• What the exercise asks:
Only the lines of the data holding the string "ylabel" need to be returned.

=== Information supplied ===

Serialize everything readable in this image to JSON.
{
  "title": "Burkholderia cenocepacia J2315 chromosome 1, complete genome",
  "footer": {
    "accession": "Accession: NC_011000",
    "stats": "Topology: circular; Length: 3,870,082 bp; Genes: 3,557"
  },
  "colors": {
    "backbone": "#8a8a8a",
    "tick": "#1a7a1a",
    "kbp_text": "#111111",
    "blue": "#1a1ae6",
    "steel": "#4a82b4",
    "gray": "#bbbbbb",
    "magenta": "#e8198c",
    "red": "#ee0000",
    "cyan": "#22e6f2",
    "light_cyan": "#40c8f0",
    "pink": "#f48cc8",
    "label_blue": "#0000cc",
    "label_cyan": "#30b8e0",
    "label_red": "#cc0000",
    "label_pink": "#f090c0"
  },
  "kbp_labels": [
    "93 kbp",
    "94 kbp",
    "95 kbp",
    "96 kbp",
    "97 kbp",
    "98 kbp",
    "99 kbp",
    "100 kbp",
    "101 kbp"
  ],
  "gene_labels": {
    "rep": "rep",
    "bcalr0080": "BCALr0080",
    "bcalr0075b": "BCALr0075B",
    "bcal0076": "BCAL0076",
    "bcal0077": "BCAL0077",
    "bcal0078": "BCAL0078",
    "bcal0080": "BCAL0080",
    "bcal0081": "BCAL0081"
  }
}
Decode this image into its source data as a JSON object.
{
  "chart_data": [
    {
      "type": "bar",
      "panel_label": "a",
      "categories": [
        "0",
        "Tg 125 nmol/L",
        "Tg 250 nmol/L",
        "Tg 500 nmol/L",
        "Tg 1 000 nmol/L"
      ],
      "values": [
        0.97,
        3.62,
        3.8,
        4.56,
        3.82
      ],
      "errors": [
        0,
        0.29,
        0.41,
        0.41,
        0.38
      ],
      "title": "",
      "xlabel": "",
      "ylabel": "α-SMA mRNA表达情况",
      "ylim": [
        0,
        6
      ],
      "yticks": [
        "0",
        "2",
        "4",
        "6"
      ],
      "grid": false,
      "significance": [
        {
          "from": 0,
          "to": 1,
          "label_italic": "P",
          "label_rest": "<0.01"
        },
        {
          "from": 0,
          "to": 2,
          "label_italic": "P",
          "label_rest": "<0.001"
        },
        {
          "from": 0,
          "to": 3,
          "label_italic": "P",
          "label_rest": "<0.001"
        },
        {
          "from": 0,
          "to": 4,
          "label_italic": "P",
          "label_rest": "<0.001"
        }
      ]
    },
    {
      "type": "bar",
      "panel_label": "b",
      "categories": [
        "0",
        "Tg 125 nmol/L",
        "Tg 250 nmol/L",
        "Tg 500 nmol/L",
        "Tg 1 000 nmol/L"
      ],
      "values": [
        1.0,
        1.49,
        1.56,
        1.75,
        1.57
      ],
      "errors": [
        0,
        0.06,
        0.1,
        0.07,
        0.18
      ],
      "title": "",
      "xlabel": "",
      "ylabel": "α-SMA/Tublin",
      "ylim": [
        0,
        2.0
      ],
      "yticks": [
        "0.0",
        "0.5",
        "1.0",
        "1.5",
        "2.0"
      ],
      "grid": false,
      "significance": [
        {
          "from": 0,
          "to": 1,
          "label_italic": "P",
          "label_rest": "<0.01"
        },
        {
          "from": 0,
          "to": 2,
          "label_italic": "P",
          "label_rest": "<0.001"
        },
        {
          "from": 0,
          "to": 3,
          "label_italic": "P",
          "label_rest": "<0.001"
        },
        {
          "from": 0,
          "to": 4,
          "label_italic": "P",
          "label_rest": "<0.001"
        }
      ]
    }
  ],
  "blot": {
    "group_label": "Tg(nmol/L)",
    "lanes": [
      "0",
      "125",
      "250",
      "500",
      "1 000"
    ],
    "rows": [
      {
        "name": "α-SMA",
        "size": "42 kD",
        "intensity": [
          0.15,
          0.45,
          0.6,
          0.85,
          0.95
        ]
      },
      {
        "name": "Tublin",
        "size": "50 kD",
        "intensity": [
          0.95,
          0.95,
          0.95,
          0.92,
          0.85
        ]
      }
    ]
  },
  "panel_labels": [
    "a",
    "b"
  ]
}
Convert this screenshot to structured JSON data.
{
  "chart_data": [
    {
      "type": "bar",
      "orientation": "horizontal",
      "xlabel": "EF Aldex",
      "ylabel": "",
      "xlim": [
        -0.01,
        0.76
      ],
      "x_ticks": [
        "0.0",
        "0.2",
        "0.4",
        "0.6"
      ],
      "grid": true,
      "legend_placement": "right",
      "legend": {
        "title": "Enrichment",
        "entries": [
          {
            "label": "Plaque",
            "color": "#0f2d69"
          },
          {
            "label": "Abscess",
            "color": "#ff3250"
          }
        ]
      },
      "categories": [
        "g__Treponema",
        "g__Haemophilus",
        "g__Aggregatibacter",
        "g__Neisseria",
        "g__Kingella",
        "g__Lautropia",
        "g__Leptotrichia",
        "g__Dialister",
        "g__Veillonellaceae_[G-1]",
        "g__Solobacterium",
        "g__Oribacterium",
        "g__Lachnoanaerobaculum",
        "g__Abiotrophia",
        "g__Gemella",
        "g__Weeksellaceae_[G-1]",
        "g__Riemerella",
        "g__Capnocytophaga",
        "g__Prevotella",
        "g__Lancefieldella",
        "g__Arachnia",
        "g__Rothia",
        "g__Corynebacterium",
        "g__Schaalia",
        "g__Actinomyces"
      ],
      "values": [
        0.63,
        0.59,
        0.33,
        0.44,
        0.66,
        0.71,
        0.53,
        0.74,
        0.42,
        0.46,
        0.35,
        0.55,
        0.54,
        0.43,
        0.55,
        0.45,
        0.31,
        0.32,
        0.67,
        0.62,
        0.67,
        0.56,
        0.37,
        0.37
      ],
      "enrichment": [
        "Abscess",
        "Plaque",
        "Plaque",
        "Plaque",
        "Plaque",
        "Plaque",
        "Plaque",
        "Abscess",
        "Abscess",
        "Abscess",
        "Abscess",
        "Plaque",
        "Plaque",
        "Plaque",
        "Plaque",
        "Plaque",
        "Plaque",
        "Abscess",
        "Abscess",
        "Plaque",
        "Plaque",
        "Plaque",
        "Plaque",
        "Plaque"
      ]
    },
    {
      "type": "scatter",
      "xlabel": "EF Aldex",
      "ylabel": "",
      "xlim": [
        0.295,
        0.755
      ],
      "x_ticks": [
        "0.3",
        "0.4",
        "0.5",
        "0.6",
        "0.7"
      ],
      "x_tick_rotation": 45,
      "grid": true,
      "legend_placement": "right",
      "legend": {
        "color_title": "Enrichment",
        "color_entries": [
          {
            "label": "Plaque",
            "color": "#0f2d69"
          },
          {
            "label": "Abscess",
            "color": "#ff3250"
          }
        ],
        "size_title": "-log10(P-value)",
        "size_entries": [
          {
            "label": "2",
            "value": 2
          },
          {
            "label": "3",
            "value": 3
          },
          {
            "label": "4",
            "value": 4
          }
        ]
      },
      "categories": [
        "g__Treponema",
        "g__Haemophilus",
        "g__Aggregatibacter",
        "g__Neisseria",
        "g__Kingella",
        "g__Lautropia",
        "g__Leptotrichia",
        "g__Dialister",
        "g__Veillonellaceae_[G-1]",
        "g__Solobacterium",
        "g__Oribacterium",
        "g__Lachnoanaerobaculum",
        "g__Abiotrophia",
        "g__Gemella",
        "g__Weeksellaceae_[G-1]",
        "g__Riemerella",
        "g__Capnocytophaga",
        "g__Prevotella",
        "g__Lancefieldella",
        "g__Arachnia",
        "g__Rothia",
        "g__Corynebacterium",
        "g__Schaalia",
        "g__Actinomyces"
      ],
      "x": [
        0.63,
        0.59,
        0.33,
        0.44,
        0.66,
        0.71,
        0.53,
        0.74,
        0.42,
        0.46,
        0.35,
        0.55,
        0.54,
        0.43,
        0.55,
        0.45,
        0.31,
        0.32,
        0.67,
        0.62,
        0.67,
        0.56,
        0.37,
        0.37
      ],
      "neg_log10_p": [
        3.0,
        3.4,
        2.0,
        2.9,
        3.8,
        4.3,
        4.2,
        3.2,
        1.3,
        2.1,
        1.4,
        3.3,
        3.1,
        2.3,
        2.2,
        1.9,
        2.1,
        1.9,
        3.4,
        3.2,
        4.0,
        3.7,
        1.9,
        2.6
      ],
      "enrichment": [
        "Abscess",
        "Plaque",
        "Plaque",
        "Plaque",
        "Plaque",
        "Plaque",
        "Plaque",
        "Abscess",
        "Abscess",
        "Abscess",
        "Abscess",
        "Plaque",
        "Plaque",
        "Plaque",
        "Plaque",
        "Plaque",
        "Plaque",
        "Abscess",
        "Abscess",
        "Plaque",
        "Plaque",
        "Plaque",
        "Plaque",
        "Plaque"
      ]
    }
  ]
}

===

• Written solution:
      "ylabel": "α-SMA mRNA表达情况",
      "ylabel": "α-SMA/Tublin",
      "ylabel": "",
      "ylabel": "",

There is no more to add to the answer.